◆ **Rows**
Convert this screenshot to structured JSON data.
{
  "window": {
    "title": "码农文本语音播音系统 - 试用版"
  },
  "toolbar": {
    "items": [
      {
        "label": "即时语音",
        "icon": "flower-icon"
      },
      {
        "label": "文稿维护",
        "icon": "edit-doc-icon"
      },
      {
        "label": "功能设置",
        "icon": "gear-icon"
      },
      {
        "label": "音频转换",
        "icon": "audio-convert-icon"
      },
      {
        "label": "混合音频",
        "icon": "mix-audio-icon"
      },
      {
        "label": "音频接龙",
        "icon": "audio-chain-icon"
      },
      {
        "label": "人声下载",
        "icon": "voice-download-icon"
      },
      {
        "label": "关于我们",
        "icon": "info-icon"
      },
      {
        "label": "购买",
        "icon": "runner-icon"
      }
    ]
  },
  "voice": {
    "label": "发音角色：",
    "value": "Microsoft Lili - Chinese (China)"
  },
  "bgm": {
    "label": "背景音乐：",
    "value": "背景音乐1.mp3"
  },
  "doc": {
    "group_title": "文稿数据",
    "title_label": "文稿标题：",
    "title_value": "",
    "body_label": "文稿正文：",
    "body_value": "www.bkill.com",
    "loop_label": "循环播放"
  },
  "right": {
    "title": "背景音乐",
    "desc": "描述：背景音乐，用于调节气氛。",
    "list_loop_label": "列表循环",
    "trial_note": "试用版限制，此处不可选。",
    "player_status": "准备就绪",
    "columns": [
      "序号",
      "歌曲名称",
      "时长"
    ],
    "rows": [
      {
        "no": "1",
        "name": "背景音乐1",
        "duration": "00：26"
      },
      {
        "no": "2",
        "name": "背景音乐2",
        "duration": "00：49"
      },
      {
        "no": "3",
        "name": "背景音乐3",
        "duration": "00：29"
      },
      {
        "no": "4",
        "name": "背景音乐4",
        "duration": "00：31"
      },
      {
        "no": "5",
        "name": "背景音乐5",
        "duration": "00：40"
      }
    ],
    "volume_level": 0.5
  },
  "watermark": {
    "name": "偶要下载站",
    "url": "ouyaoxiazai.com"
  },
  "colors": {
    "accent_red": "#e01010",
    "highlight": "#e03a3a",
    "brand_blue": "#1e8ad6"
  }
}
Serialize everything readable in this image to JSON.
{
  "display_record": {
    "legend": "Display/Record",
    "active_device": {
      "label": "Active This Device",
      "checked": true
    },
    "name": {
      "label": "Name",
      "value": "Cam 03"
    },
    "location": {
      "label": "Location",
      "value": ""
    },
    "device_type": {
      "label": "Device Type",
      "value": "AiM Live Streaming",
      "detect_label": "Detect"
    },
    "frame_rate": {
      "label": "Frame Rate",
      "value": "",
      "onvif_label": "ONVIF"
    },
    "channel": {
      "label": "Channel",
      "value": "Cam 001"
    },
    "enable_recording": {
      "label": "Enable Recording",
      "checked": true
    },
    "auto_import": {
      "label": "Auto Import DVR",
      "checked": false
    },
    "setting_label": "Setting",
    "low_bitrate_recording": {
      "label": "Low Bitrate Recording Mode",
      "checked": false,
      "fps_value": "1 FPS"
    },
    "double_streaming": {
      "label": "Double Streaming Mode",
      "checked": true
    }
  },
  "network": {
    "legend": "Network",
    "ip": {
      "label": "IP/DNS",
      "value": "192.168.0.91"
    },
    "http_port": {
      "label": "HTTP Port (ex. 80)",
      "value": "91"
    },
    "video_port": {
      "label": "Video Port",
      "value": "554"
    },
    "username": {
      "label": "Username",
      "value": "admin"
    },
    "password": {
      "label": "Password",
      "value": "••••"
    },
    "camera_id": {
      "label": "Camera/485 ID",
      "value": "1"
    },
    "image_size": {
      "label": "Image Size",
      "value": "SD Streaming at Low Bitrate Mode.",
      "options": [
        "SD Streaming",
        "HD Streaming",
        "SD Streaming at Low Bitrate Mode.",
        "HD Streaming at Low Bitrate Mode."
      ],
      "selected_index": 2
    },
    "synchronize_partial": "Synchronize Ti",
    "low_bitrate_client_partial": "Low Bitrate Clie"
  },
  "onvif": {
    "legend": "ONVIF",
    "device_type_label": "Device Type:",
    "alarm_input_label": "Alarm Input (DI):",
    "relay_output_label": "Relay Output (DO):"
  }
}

◆ **Prompt**
Please output the entire listing exactly as it stands.

◆ **Correct response**
Convert this screenshot to structured JSON data.
{
  "window": {
    "title": "码农文本语音播音系统 - 试用版"
  },
  "toolbar": {
    "items": [
      {
        "label": "即时语音",
        "icon": "flower-icon"
      },
      {
        "label": "文稿维护",
        "icon": "edit-doc-icon"
      },
      {
        "label": "功能设置",
        "icon": "gear-icon"
      },
      {
        "label": "音频转换",
        "icon": "audio-convert-icon"
      },
      {
        "label": "混合音频",
        "icon": "mix-audio-icon"
      },
      {
        "label": "音频接龙",
        "icon": "audio-chain-icon"
      },
      {
        "label": "人声下载",
        "icon": "voice-download-icon"
      },
      {
        "label": "关于我们",
        "icon": "info-icon"
      },
      {
        "label": "购买",
        "icon": "runner-icon"
      }
    ]
  },
  "voice": {
    "label": "发音角色：",
    "value": "Microsoft Lili - Chinese (China)"
  },
  "bgm": {
    "label": "背景音乐：",
    "value": "背景音乐1.mp3"
  },
  "doc": {
    "group_title": "文稿数据",
    "title_label": "文稿标题：",
    "title_value": "",
    "body_label": "文稿正文：",
    "body_value": "www.bkill.com",
    "loop_label": "循环播放"
  },
  "right": {
    "title": "背景音乐",
    "desc": "描述：背景音乐，用于调节气氛。",
    "list_loop_label": "列表循环",
    "trial_note": "试用版限制，此处不可选。",
    "player_status": "准备就绪",
    "columns": [
      "序号",
      "歌曲名称",
      "时长"
    ],
    "rows": [
      {
        "no": "1",
        "name": "背景音乐1",
        "duration": "00：26"
      },
      {
        "no": "2",
        "name": "背景音乐2",
        "duration": "00：49"
      },
      {
        "no": "3",
        "name": "背景音乐3",
        "duration": "00：29"
      },
      {
        "no": "4",
        "name": "背景音乐4",
        "duration": "00：31"
      },
      {
        "no": "5",
        "name": "背景音乐5",
        "duration": "00：40"
      }
    ],
    "volume_level": 0.5
  },
  "watermark": {
    "name": "偶要下载站",
    "url": "ouyaoxiazai.com"
  },
  "colors": {
    "accent_red": "#e01010",
    "highlight": "#e03a3a",
    "brand_blue": "#1e8ad6"
  }
}
Serialize everything readable in this image to JSON.
{
  "display_record": {
    "legend": "Display/Record",
    "active_device": {
      "label": "Active This Device",
      "checked": true
    },
    "name": {
      "label": "Name",
      "value": "Cam 03"
    },
    "location": {
      "label": "Location",
      "value": ""
    },
    "device_type": {
      "label": "Device Type",
      "value": "AiM Live Streaming",
      "detect_label": "Detect"
    },
    "frame_rate": {
      "label": "Frame Rate",
      "value": "",
      "onvif_label": "ONVIF"
    },
    "channel": {
      "label": "Channel",
      "value": "Cam 001"
    },
    "enable_recording": {
      "label": "Enable Recording",
      "checked": true
    },
    "auto_import": {
      "label": "Auto Import DVR",
      "checked": false
    },
    "setting_label": "Setting",
    "low_bitrate_recording": {
      "label": "Low Bitrate Recording Mode",
      "checked": false,
      "fps_value": "1 FPS"
    },
    "double_streaming": {
      "label": "Double Streaming Mode",
      "checked": true
    }
  },
  "network": {
    "legend": "Network",
    "ip": {
      "label": "IP/DNS",
      "value": "192.168.0.91"
    },
    "http_port": {
      "label": "HTTP Port (ex. 80)",
      "value": "91"
    },
    "video_port": {
      "label": "Video Port",
      "value": "554"
    },
    "username": {
      "label": "Username",
      "value": "admin"
    },
    "password": {
      "label": "Password",
      "value": "••••"
    },
    "camera_id": {
      "label": "Camera/485 ID",
      "value": "1"
    },
    "image_size": {
      "label": "Image Size",
      "value": "SD Streaming at Low Bitrate Mode.",
      "options": [
        "SD Streaming",
        "HD Streaming",
        "SD Streaming at Low Bitrate Mode.",
        "HD Streaming at Low Bitrate Mode."
      ],
      "selected_index": 2
    },
    "synchronize_partial": "Synchronize Ti",
    "low_bitrate_client_partial": "Low Bitrate Clie"
  },
  "onvif": {
    "legend": "ONVIF",
    "device_type_label": "Device Type:",
    "alarm_input_label": "Alarm Input (DI):",
    "relay_output_label": "Relay Output (DO):"
  }
}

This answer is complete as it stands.